**Short task**
Could you write out the records below exactly as they appear?

Collection entries:
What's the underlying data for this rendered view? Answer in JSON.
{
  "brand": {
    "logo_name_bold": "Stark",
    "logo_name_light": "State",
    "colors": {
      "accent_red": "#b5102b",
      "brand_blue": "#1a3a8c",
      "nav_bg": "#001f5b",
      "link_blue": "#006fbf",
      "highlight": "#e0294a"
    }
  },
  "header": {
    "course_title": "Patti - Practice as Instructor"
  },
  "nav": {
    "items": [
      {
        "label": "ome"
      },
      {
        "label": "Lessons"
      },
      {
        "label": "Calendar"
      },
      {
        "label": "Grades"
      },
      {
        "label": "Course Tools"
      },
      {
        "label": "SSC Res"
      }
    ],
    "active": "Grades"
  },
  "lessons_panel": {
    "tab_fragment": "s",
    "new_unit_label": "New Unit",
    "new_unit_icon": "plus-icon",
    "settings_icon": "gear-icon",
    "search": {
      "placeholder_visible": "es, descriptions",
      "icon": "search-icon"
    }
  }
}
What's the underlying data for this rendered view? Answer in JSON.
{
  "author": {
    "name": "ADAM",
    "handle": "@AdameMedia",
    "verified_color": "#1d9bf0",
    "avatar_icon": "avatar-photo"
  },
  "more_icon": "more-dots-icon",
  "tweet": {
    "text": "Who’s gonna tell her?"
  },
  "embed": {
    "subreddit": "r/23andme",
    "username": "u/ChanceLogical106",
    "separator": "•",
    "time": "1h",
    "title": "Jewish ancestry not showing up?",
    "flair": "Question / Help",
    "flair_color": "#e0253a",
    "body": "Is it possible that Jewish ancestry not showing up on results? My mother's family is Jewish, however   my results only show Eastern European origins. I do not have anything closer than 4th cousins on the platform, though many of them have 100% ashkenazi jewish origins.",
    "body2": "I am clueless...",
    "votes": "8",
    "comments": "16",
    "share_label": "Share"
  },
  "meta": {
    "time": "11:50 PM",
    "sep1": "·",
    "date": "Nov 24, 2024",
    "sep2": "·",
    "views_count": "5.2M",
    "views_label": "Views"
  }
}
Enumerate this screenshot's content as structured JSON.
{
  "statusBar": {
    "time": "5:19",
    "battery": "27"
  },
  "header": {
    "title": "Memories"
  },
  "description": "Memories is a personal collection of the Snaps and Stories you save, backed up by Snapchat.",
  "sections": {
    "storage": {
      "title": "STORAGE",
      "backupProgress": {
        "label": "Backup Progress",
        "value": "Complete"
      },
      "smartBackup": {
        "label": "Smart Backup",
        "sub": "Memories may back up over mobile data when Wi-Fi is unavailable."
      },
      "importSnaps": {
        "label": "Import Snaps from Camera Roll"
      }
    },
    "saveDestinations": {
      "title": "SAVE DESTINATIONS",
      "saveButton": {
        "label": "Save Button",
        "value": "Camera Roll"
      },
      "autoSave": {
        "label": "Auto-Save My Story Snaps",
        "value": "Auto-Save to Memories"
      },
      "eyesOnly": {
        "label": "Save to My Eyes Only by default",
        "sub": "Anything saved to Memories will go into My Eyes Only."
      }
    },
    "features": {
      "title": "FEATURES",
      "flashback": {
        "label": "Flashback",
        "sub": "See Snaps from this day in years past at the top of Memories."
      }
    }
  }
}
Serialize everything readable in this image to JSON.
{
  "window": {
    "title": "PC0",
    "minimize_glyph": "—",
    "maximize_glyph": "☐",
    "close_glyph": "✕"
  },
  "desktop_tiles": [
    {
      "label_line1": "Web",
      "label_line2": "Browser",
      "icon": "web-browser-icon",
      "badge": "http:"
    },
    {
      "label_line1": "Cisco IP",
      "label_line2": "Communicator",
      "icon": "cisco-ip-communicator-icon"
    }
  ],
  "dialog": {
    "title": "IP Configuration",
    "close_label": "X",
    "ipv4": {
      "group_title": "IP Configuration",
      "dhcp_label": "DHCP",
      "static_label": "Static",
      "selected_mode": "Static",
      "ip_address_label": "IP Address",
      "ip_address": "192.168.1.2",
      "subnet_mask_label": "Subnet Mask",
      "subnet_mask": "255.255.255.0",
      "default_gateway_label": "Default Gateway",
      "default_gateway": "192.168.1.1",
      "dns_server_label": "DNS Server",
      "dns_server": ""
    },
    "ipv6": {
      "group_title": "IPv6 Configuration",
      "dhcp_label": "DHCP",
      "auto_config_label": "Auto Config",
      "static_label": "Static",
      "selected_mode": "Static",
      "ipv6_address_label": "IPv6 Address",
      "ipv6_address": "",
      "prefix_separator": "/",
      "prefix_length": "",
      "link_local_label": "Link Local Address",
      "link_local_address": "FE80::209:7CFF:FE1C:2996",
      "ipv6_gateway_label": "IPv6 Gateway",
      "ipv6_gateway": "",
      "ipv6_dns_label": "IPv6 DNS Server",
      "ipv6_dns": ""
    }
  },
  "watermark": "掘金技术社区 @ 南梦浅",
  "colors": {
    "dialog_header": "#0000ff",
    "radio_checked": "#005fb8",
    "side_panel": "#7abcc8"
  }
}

**Answer to the problem**
What's the underlying data for this rendered view? Answer in JSON.
{
  "brand": {
    "logo_name_bold": "Stark",
    "logo_name_light": "State",
    "colors": {
      "accent_red": "#b5102b",
      "brand_blue": "#1a3a8c",
      "nav_bg": "#001f5b",
      "link_blue": "#006fbf",
      "highlight": "#e0294a"
    }
  },
  "header": {
    "course_title": "Patti - Practice as Instructor"
  },
  "nav": {
    "items": [
      {
        "label": "ome"
      },
      {
        "label": "Lessons"
      },
      {
        "label": "Calendar"
      },
      {
        "label": "Grades"
      },
      {
        "label": "Course Tools"
      },
      {
        "label": "SSC Res"
      }
    ],
    "active": "Grades"
  },
  "lessons_panel": {
    "tab_fragment": "s",
    "new_unit_label": "New Unit",
    "new_unit_icon": "plus-icon",
    "settings_icon": "gear-icon",
    "search": {
      "placeholder_visible": "es, descriptions",
      "icon": "search-icon"
    }
  }
}
What's the underlying data for this rendered view? Answer in JSON.
{
  "author": {
    "name": "ADAM",
    "handle": "@AdameMedia",
    "verified_color": "#1d9bf0",
    "avatar_icon": "avatar-photo"
  },
  "more_icon": "more-dots-icon",
  "tweet": {
    "text": "Who’s gonna tell her?"
  },
  "embed": {
    "subreddit": "r/23andme",
    "username": "u/ChanceLogical106",
    "separator": "•",
    "time": "1h",
    "title": "Jewish ancestry not showing up?",
    "flair": "Question / Help",
    "flair_color": "#e0253a",
    "body": "Is it possible that Jewish ancestry not showing up on results? My mother's family is Jewish, however   my results only show Eastern European origins. I do not have anything closer than 4th cousins on the platform, though many of them have 100% ashkenazi jewish origins.",
    "body2": "I am clueless...",
    "votes": "8",
    "comments": "16",
    "share_label": "Share"
  },
  "meta": {
    "time": "11:50 PM",
    "sep1": "·",
    "date": "Nov 24, 2024",
    "sep2": "·",
    "views_count": "5.2M",
    "views_label": "Views"
  }
}
Enumerate this screenshot's content as structured JSON.
{
  "statusBar": {
    "time": "5:19",
    "battery": "27"
  },
  "header": {
    "title": "Memories"
  },
  "description": "Memories is a personal collection of the Snaps and Stories you save, backed up by Snapchat.",
  "sections": {
    "storage": {
      "title": "STORAGE",
      "backupProgress": {
        "label": "Backup Progress",
        "value": "Complete"
      },
      "smartBackup": {
        "label": "Smart Backup",
        "sub": "Memories may back up over mobile data when Wi-Fi is unavailable."
      },
      "importSnaps": {
        "label": "Import Snaps from Camera Roll"
      }
    },
    "saveDestinations": {
      "title": "SAVE DESTINATIONS",
      "saveButton": {
        "label": "Save Button",
        "value": "Camera Roll"
      },
      "autoSave": {
        "label": "Auto-Save My Story Snaps",
        "value": "Auto-Save to Memories"
      },
      "eyesOnly": {
        "label": "Save to My Eyes Only by default",
        "sub": "Anything saved to Memories will go into My Eyes Only."
      }
    },
    "features": {
      "title": "FEATURES",
      "flashback": {
        "label": "Flashback",
        "sub": "See Snaps from this day in years past at the top of Memories."
      }
    }
  }
}
Serialize everything readable in this image to JSON.
{
  "window": {
    "title": "PC0",
    "minimize_glyph": "—",
    "maximize_glyph": "☐",
    "close_glyph": "✕"
  },
  "desktop_tiles": [
    {
      "label_line1": "Web",
      "label_line2": "Browser",
      "icon": "web-browser-icon",
      "badge": "http:"
    },
    {
      "label_line1": "Cisco IP",
      "label_line2": "Communicator",
      "icon": "cisco-ip-communicator-icon"
    }
  ],
  "dialog": {
    "title": "IP Configuration",
    "close_label": "X",
    "ipv4": {
      "group_title": "IP Configuration",
      "dhcp_label": "DHCP",
      "static_label": "Static",
      "selected_mode": "Static",
      "ip_address_label": "IP Address",
      "ip_address": "192.168.1.2",
      "subnet_mask_label": "Subnet Mask",
      "subnet_mask": "255.255.255.0",
      "default_gateway_label": "Default Gateway",
      "default_gateway": "192.168.1.1",
      "dns_server_label": "DNS Server",
      "dns_server": ""
    },
    "ipv6": {
      "group_title": "IPv6 Configuration",
      "dhcp_label": "DHCP",
      "auto_config_label": "Auto Config",
      "static_label": "Static",
      "selected_mode": "Static",
      "ipv6_address_label": "IPv6 Address",
      "ipv6_address": "",
      "prefix_separator": "/",
      "prefix_length": "",
      "link_local_label": "Link Local Address",
      "link_local_address": "FE80::209:7CFF:FE1C:2996",
      "ipv6_gateway_label": "IPv6 Gateway",
      "ipv6_gateway": "",
      "ipv6_dns_label": "IPv6 DNS Server",
      "ipv6_dns": ""
    }
  },
  "watermark": "掘金技术社区 @ 南梦浅",
  "colors": {
    "dialog_header": "#0000ff",
    "radio_checked": "#005fb8",
    "side_panel": "#7abcc8"
  }
}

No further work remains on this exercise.